#### [Task details]
How many lines in the records below contain the word "image"? Give only the number.

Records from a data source
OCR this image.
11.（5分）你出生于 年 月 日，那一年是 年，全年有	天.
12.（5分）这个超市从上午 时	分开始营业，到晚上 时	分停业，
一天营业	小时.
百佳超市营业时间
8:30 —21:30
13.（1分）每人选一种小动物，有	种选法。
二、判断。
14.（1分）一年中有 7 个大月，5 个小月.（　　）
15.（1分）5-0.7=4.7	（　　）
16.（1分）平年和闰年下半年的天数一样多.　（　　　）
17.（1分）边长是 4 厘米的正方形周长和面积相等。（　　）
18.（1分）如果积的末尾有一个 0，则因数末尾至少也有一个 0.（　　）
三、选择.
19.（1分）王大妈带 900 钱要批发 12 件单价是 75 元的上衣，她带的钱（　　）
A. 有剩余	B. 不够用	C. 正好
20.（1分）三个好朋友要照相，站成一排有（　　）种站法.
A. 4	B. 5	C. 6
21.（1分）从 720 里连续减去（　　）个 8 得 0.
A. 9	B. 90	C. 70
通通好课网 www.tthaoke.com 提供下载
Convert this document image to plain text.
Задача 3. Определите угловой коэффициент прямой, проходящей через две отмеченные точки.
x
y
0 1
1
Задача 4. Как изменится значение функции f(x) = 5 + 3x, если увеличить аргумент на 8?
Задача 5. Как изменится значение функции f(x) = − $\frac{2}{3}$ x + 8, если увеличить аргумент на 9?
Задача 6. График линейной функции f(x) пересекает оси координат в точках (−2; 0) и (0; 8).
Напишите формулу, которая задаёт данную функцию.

#### [In response]
2